» Short exercise
Output the line containing "Output a JSON" and all subsequent lines of the listing below, copied exactly, with no other lines.

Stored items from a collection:
○ ○ ○

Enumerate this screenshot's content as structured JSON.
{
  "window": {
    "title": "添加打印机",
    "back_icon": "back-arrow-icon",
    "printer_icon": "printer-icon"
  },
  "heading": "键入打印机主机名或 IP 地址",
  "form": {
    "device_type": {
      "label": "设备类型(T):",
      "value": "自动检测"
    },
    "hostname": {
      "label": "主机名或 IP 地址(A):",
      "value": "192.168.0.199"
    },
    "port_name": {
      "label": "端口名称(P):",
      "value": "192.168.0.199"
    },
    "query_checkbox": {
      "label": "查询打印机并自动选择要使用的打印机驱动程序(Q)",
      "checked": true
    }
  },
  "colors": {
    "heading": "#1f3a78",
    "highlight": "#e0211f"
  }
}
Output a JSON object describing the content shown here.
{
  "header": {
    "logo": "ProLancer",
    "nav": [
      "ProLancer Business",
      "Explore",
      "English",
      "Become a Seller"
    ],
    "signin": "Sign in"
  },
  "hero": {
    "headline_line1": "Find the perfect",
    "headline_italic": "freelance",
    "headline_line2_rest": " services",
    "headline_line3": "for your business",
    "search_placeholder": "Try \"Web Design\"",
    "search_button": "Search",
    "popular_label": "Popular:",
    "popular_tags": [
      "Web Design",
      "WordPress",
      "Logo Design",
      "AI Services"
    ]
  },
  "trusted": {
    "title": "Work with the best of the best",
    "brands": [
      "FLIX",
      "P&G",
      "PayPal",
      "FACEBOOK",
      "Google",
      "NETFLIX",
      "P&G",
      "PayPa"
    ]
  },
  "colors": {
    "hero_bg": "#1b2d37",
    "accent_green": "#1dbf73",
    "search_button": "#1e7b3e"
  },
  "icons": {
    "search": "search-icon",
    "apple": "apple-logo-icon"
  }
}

○ ○ ○

» Task solution
Output a JSON object describing the content shown here.
{
  "header": {
    "logo": "ProLancer",
    "nav": [
      "ProLancer Business",
      "Explore",
      "English",
      "Become a Seller"
    ],
    "signin": "Sign in"
  },
  "hero": {
    "headline_line1": "Find the perfect",
    "headline_italic": "freelance",
    "headline_line2_rest": " services",
    "headline_line3": "for your business",
    "search_placeholder": "Try \"Web Design\"",
    "search_button": "Search",
    "popular_label": "Popular:",
    "popular_tags": [
      "Web Design",
      "WordPress",
      "Logo Design",
      "AI Services"
    ]
  },
  "trusted": {
    "title": "Work with the best of the best",
    "brands": [
      "FLIX",
      "P&G",
      "PayPal",
      "FACEBOOK",
      "Google",
      "NETFLIX",
      "P&G",
      "PayPa"
    ]
  },
  "colors": {
    "hero_bg": "#1b2d37",
    "accent_green": "#1dbf73",
    "search_button": "#1e7b3e"
  },
  "icons": {
    "search": "search-icon",
    "apple": "apple-logo-icon"
  }
}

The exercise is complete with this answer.